- PROVIDED INFORMATION:
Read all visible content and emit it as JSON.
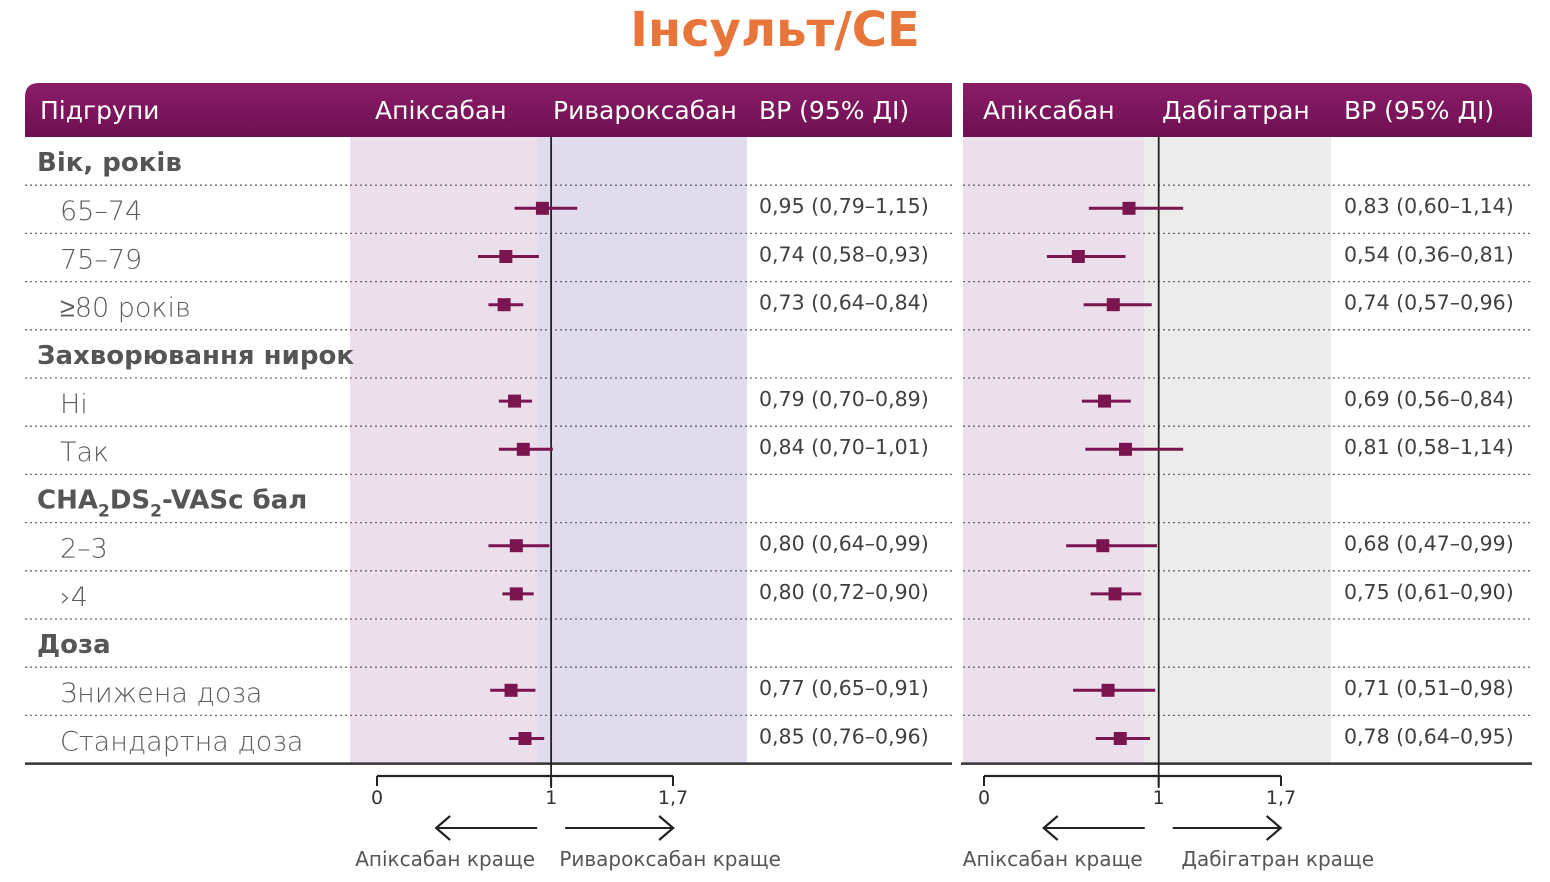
{
  "title": "Інсульт/СЕ",
  "colors": {
    "title": "#e8753a",
    "header_dark": "#6e0f52",
    "header_mid": "#8b1d68",
    "marker": "#7a1550",
    "panel_pink": "#ecdfec",
    "panel_lavender": "#e0dced",
    "panel_grey": "#ececed"
  },
  "header": {
    "subgroups": "Підгрупи",
    "left": {
      "drug_a": "Апіксабан",
      "drug_b": "Ривароксабан",
      "hr": "ВР (95% ДІ)"
    },
    "right": {
      "drug_a": "Апіксабан",
      "drug_b": "Дабігатран",
      "hr": "ВР (95% ДІ)"
    }
  },
  "chart_data": {
    "type": "forest",
    "title": "Інсульт/СЕ",
    "rows": [
      {
        "kind": "group",
        "label": "Вік, років"
      },
      {
        "kind": "item",
        "label": "65–74",
        "left_hr": "0,95 (0,79–1,15)",
        "right_hr": "0,83 (0,60–1,14)"
      },
      {
        "kind": "item",
        "label": "75–79",
        "left_hr": "0,74 (0,58–0,93)",
        "right_hr": "0,54 (0,36–0,81)"
      },
      {
        "kind": "item",
        "label": "≥80 років",
        "left_hr": "0,73 (0,64–0,84)",
        "right_hr": "0,74 (0,57–0,96)"
      },
      {
        "kind": "group",
        "label": "Захворювання нирок"
      },
      {
        "kind": "item",
        "label": "Ні",
        "left_hr": "0,79 (0,70–0,89)",
        "right_hr": "0,69 (0,56–0,84)"
      },
      {
        "kind": "item",
        "label": "Так",
        "left_hr": "0,84 (0,70–1,01)",
        "right_hr": "0,81 (0,58–1,14)"
      },
      {
        "kind": "group",
        "label": "CHA",
        "sub1": "2",
        "mid": "DS",
        "sub2": "2",
        "rest": "-VASc бал"
      },
      {
        "kind": "item",
        "label": "2–3",
        "left_hr": "0,80 (0,64–0,99)",
        "right_hr": "0,68 (0,47–0,99)"
      },
      {
        "kind": "item",
        "label": "›4",
        "left_hr": "0,80 (0,72–0,90)",
        "right_hr": "0,75 (0,61–0,90)"
      },
      {
        "kind": "group",
        "label": "Доза"
      },
      {
        "kind": "item",
        "label": "Знижена доза",
        "left_hr": "0,77 (0,65–0,91)",
        "right_hr": "0,71 (0,51–0,98)"
      },
      {
        "kind": "item",
        "label": "Стандартна доза",
        "left_hr": "0,85 (0,76–0,96)",
        "right_hr": "0,78 (0,64–0,95)"
      }
    ],
    "left": {
      "xlim": [
        0,
        1.7
      ],
      "reference": 1,
      "ticks": [
        "0",
        "1",
        "1,7"
      ],
      "better_left": "Апіксабан краще",
      "better_right": "Ривароксабан краще",
      "points": [
        {
          "hr": 0.95,
          "lo": 0.79,
          "hi": 1.15
        },
        {
          "hr": 0.74,
          "lo": 0.58,
          "hi": 0.93
        },
        {
          "hr": 0.73,
          "lo": 0.64,
          "hi": 0.84
        },
        {
          "hr": 0.79,
          "lo": 0.7,
          "hi": 0.89
        },
        {
          "hr": 0.84,
          "lo": 0.7,
          "hi": 1.01
        },
        {
          "hr": 0.8,
          "lo": 0.64,
          "hi": 0.99
        },
        {
          "hr": 0.8,
          "lo": 0.72,
          "hi": 0.9
        },
        {
          "hr": 0.77,
          "lo": 0.65,
          "hi": 0.91
        },
        {
          "hr": 0.85,
          "lo": 0.76,
          "hi": 0.96
        }
      ]
    },
    "right": {
      "xlim": [
        0,
        1.7
      ],
      "reference": 1,
      "ticks": [
        "0",
        "1",
        "1,7"
      ],
      "better_left": "Апіксабан краще",
      "better_right": "Дабігатран краще",
      "points": [
        {
          "hr": 0.83,
          "lo": 0.6,
          "hi": 1.14
        },
        {
          "hr": 0.54,
          "lo": 0.36,
          "hi": 0.81
        },
        {
          "hr": 0.74,
          "lo": 0.57,
          "hi": 0.96
        },
        {
          "hr": 0.69,
          "lo": 0.56,
          "hi": 0.84
        },
        {
          "hr": 0.81,
          "lo": 0.58,
          "hi": 1.14
        },
        {
          "hr": 0.68,
          "lo": 0.47,
          "hi": 0.99
        },
        {
          "hr": 0.75,
          "lo": 0.61,
          "hi": 0.9
        },
        {
          "hr": 0.71,
          "lo": 0.51,
          "hi": 0.98
        },
        {
          "hr": 0.78,
          "lo": 0.64,
          "hi": 0.95
        }
      ]
    }
  }
}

- GOAL:
Repeat all of the records verbatim, leaving out the pictures.

- TASK RESULT:
Read all visible content and emit it as JSON.
{
  "title": "Інсульт/СЕ",
  "colors": {
    "title": "#e8753a",
    "header_dark": "#6e0f52",
    "header_mid": "#8b1d68",
    "marker": "#7a1550",
    "panel_pink": "#ecdfec",
    "panel_lavender": "#e0dced",
    "panel_grey": "#ececed"
  },
  "header": {
    "subgroups": "Підгрупи",
    "left": {
      "drug_a": "Апіксабан",
      "drug_b": "Ривароксабан",
      "hr": "ВР (95% ДІ)"
    },
    "right": {
      "drug_a": "Апіксабан",
      "drug_b": "Дабігатран",
      "hr": "ВР (95% ДІ)"
    }
  },
  "chart_data": {
    "type": "forest",
    "title": "Інсульт/СЕ",
    "rows": [
      {
        "kind": "group",
        "label": "Вік, років"
      },
      {
        "kind": "item",
        "label": "65–74",
        "left_hr": "0,95 (0,79–1,15)",
        "right_hr": "0,83 (0,60–1,14)"
      },
      {
        "kind": "item",
        "label": "75–79",
        "left_hr": "0,74 (0,58–0,93)",
        "right_hr": "0,54 (0,36–0,81)"
      },
      {
        "kind": "item",
        "label": "≥80 років",
        "left_hr": "0,73 (0,64–0,84)",
        "right_hr": "0,74 (0,57–0,96)"
      },
      {
        "kind": "group",
        "label": "Захворювання нирок"
      },
      {
        "kind": "item",
        "label": "Ні",
        "left_hr": "0,79 (0,70–0,89)",
        "right_hr": "0,69 (0,56–0,84)"
      },
      {
        "kind": "item",
        "label": "Так",
        "left_hr": "0,84 (0,70–1,01)",
        "right_hr": "0,81 (0,58–1,14)"
      },
      {
        "kind": "group",
        "label": "CHA",
        "sub1": "2",
        "mid": "DS",
        "sub2": "2",
        "rest": "-VASc бал"
      },
      {
        "kind": "item",
        "label": "2–3",
        "left_hr": "0,80 (0,64–0,99)",
        "right_hr": "0,68 (0,47–0,99)"
      },
      {
        "kind": "item",
        "label": "›4",
        "left_hr": "0,80 (0,72–0,90)",
        "right_hr": "0,75 (0,61–0,90)"
      },
      {
        "kind": "group",
        "label": "Доза"
      },
      {
        "kind": "item",
        "label": "Знижена доза",
        "left_hr": "0,77 (0,65–0,91)",
        "right_hr": "0,71 (0,51–0,98)"
      },
      {
        "kind": "item",
        "label": "Стандартна доза",
        "left_hr": "0,85 (0,76–0,96)",
        "right_hr": "0,78 (0,64–0,95)"
      }
    ],
    "left": {
      "xlim": [
        0,
        1.7
      ],
      "reference": 1,
      "ticks": [
        "0",
        "1",
        "1,7"
      ],
      "better_left": "Апіксабан краще",
      "better_right": "Ривароксабан краще",
      "points": [
        {
          "hr": 0.95,
          "lo": 0.79,
          "hi": 1.15
        },
        {
          "hr": 0.74,
          "lo": 0.58,
          "hi": 0.93
        },
        {
          "hr": 0.73,
          "lo": 0.64,
          "hi": 0.84
        },
        {
          "hr": 0.79,
          "lo": 0.7,
          "hi": 0.89
        },
        {
          "hr": 0.84,
          "lo": 0.7,
          "hi": 1.01
        },
        {
          "hr": 0.8,
          "lo": 0.64,
          "hi": 0.99
        },
        {
          "hr": 0.8,
          "lo": 0.72,
          "hi": 0.9
        },
        {
          "hr": 0.77,
          "lo": 0.65,
          "hi": 0.91
        },
        {
          "hr": 0.85,
          "lo": 0.76,
          "hi": 0.96
        }
      ]
    },
    "right": {
      "xlim": [
        0,
        1.7
      ],
      "reference": 1,
      "ticks": [
        "0",
        "1",
        "1,7"
      ],
      "better_left": "Апіксабан краще",
      "better_right": "Дабігатран краще",
      "points": [
        {
          "hr": 0.83,
          "lo": 0.6,
          "hi": 1.14
        },
        {
          "hr": 0.54,
          "lo": 0.36,
          "hi": 0.81
        },
        {
          "hr": 0.74,
          "lo": 0.57,
          "hi": 0.96
        },
        {
          "hr": 0.69,
          "lo": 0.56,
          "hi": 0.84
        },
        {
          "hr": 0.81,
          "lo": 0.58,
          "hi": 1.14
        },
        {
          "hr": 0.68,
          "lo": 0.47,
          "hi": 0.99
        },
        {
          "hr": 0.75,
          "lo": 0.61,
          "hi": 0.9
        },
        {
          "hr": 0.71,
          "lo": 0.51,
          "hi": 0.98
        },
        {
          "hr": 0.78,
          "lo": 0.64,
          "hi": 0.95
        }
      ]
    }
  }
}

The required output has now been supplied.